──────── Data provided

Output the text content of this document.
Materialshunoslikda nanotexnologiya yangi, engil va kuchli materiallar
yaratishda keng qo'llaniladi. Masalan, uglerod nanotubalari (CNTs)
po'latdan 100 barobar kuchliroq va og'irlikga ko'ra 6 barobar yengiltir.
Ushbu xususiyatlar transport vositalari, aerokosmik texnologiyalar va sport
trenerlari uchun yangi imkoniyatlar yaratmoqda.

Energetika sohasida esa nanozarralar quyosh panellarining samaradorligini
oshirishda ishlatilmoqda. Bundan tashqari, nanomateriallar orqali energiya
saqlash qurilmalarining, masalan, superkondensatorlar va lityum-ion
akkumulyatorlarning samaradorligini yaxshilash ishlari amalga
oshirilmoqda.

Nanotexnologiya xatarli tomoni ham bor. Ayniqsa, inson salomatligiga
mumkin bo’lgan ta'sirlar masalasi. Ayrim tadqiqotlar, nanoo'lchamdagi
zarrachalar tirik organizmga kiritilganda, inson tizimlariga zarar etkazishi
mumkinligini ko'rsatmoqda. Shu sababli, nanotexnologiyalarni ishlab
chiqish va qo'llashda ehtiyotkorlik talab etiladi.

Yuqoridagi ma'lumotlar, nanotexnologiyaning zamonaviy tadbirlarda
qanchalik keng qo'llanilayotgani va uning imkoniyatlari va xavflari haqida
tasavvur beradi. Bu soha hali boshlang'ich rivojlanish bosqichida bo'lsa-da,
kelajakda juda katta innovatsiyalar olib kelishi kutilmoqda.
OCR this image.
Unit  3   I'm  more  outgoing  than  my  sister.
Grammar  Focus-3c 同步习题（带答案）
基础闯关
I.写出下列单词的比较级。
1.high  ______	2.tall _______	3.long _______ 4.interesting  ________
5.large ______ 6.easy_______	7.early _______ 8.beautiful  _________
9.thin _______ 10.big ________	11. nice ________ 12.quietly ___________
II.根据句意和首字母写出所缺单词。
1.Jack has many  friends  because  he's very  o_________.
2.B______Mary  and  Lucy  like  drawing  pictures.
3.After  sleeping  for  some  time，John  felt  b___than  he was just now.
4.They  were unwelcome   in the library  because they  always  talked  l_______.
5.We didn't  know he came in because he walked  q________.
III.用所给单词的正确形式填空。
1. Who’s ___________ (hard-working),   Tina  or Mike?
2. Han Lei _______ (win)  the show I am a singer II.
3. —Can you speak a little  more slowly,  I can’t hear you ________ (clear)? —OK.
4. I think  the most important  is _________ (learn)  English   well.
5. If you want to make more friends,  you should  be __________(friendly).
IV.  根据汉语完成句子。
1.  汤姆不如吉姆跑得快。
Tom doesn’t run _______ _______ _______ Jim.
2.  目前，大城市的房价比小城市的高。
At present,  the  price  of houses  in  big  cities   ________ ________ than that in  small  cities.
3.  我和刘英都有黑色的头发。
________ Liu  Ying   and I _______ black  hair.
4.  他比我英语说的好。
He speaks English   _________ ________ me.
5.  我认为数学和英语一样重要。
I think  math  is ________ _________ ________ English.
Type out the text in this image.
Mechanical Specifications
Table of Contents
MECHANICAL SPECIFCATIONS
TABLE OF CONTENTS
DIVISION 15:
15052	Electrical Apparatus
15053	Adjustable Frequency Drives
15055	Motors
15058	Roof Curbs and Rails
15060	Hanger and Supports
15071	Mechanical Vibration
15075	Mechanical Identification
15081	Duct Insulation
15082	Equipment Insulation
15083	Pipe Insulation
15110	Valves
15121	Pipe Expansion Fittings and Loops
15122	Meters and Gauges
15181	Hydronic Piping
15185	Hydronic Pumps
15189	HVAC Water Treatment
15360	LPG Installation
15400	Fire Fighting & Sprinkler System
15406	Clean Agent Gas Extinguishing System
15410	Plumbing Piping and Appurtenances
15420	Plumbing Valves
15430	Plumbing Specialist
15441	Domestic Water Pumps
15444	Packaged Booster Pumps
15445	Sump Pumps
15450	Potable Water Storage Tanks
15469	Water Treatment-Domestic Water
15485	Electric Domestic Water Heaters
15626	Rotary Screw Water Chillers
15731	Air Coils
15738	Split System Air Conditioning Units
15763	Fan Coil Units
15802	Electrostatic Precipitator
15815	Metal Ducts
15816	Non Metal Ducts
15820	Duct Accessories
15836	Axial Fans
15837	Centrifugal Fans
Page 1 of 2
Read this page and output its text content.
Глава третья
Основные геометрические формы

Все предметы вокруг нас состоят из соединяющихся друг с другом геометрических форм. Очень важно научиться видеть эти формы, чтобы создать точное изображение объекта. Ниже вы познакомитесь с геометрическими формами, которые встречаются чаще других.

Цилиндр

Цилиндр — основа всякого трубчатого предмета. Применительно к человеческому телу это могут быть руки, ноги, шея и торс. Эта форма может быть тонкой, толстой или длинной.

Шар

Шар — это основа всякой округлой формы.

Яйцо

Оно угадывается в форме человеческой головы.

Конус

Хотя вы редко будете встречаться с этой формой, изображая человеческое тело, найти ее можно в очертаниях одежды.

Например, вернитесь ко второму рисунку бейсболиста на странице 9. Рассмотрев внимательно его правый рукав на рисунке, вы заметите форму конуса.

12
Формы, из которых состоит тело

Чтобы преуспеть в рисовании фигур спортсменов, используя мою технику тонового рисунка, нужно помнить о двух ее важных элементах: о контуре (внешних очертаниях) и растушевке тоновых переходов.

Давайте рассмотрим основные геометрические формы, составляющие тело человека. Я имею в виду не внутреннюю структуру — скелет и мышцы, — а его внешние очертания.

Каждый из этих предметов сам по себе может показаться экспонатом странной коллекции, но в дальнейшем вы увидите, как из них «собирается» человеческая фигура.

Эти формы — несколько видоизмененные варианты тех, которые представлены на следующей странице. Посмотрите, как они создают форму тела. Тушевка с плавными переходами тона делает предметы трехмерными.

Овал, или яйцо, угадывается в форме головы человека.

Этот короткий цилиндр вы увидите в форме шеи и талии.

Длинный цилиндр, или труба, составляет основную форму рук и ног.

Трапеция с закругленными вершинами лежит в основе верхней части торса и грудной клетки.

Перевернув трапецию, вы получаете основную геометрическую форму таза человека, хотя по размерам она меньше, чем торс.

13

────────────────

Exercise :: Reproduce the entries above exactly.

Result for this task ::
Output the text content of this document.
Materialshunoslikda nanotexnologiya yangi, engil va kuchli materiallar
yaratishda keng qo'llaniladi. Masalan, uglerod nanotubalari (CNTs)
po'latdan 100 barobar kuchliroq va og'irlikga ko'ra 6 barobar yengiltir.
Ushbu xususiyatlar transport vositalari, aerokosmik texnologiyalar va sport
trenerlari uchun yangi imkoniyatlar yaratmoqda.

Energetika sohasida esa nanozarralar quyosh panellarining samaradorligini
oshirishda ishlatilmoqda. Bundan tashqari, nanomateriallar orqali energiya
saqlash qurilmalarining, masalan, superkondensatorlar va lityum-ion
akkumulyatorlarning samaradorligini yaxshilash ishlari amalga
oshirilmoqda.

Nanotexnologiya xatarli tomoni ham bor. Ayniqsa, inson salomatligiga
mumkin bo’lgan ta'sirlar masalasi. Ayrim tadqiqotlar, nanoo'lchamdagi
zarrachalar tirik organizmga kiritilganda, inson tizimlariga zarar etkazishi
mumkinligini ko'rsatmoqda. Shu sababli, nanotexnologiyalarni ishlab
chiqish va qo'llashda ehtiyotkorlik talab etiladi.

Yuqoridagi ma'lumotlar, nanotexnologiyaning zamonaviy tadbirlarda
qanchalik keng qo'llanilayotgani va uning imkoniyatlari va xavflari haqida
tasavvur beradi. Bu soha hali boshlang'ich rivojlanish bosqichida bo'lsa-da,
kelajakda juda katta innovatsiyalar olib kelishi kutilmoqda.
OCR this image.
Unit  3   I'm  more  outgoing  than  my  sister.
Grammar  Focus-3c 同步习题（带答案）
基础闯关
I.写出下列单词的比较级。
1.high  ______	2.tall _______	3.long _______ 4.interesting  ________
5.large ______ 6.easy_______	7.early _______ 8.beautiful  _________
9.thin _______ 10.big ________	11. nice ________ 12.quietly ___________
II.根据句意和首字母写出所缺单词。
1.Jack has many  friends  because  he's very  o_________.
2.B______Mary  and  Lucy  like  drawing  pictures.
3.After  sleeping  for  some  time，John  felt  b___than  he was just now.
4.They  were unwelcome   in the library  because they  always  talked  l_______.
5.We didn't  know he came in because he walked  q________.
III.用所给单词的正确形式填空。
1. Who’s ___________ (hard-working),   Tina  or Mike?
2. Han Lei _______ (win)  the show I am a singer II.
3. —Can you speak a little  more slowly,  I can’t hear you ________ (clear)? —OK.
4. I think  the most important  is _________ (learn)  English   well.
5. If you want to make more friends,  you should  be __________(friendly).
IV.  根据汉语完成句子。
1.  汤姆不如吉姆跑得快。
Tom doesn’t run _______ _______ _______ Jim.
2.  目前，大城市的房价比小城市的高。
At present,  the  price  of houses  in  big  cities   ________ ________ than that in  small  cities.
3.  我和刘英都有黑色的头发。
________ Liu  Ying   and I _______ black  hair.
4.  他比我英语说的好。
He speaks English   _________ ________ me.
5.  我认为数学和英语一样重要。
I think  math  is ________ _________ ________ English.
Type out the text in this image.
Mechanical Specifications
Table of Contents
MECHANICAL SPECIFCATIONS
TABLE OF CONTENTS
DIVISION 15:
15052	Electrical Apparatus
15053	Adjustable Frequency Drives
15055	Motors
15058	Roof Curbs and Rails
15060	Hanger and Supports
15071	Mechanical Vibration
15075	Mechanical Identification
15081	Duct Insulation
15082	Equipment Insulation
15083	Pipe Insulation
15110	Valves
15121	Pipe Expansion Fittings and Loops
15122	Meters and Gauges
15181	Hydronic Piping
15185	Hydronic Pumps
15189	HVAC Water Treatment
15360	LPG Installation
15400	Fire Fighting & Sprinkler System
15406	Clean Agent Gas Extinguishing System
15410	Plumbing Piping and Appurtenances
15420	Plumbing Valves
15430	Plumbing Specialist
15441	Domestic Water Pumps
15444	Packaged Booster Pumps
15445	Sump Pumps
15450	Potable Water Storage Tanks
15469	Water Treatment-Domestic Water
15485	Electric Domestic Water Heaters
15626	Rotary Screw Water Chillers
15731	Air Coils
15738	Split System Air Conditioning Units
15763	Fan Coil Units
15802	Electrostatic Precipitator
15815	Metal Ducts
15816	Non Metal Ducts
15820	Duct Accessories
15836	Axial Fans
15837	Centrifugal Fans
Page 1 of 2
Read this page and output its text content.
Глава третья
Основные геометрические формы

Все предметы вокруг нас состоят из соединяющихся друг с другом геометрических форм. Очень важно научиться видеть эти формы, чтобы создать точное изображение объекта. Ниже вы познакомитесь с геометрическими формами, которые встречаются чаще других.

Цилиндр

Цилиндр — основа всякого трубчатого предмета. Применительно к человеческому телу это могут быть руки, ноги, шея и торс. Эта форма может быть тонкой, толстой или длинной.

Шар

Шар — это основа всякой округлой формы.

Яйцо

Оно угадывается в форме человеческой головы.

Конус

Хотя вы редко будете встречаться с этой формой, изображая человеческое тело, найти ее можно в очертаниях одежды.

Например, вернитесь ко второму рисунку бейсболиста на странице 9. Рассмотрев внимательно его правый рукав на рисунке, вы заметите форму конуса.

12
Формы, из которых состоит тело

Чтобы преуспеть в рисовании фигур спортсменов, используя мою технику тонового рисунка, нужно помнить о двух ее важных элементах: о контуре (внешних очертаниях) и растушевке тоновых переходов.

Давайте рассмотрим основные геометрические формы, составляющие тело человека. Я имею в виду не внутреннюю структуру — скелет и мышцы, — а его внешние очертания.

Каждый из этих предметов сам по себе может показаться экспонатом странной коллекции, но в дальнейшем вы увидите, как из них «собирается» человеческая фигура.

Эти формы — несколько видоизмененные варианты тех, которые представлены на следующей странице. Посмотрите, как они создают форму тела. Тушевка с плавными переходами тона делает предметы трехмерными.

Овал, или яйцо, угадывается в форме головы человека.

Этот короткий цилиндр вы увидите в форме шеи и талии.

Длинный цилиндр, или труба, составляет основную форму рук и ног.

Трапеция с закругленными вершинами лежит в основе верхней части торса и грудной клетки.

Перевернув трапецию, вы получаете основную геометрическую форму таза человека, хотя по размерам она меньше, чем торс.

13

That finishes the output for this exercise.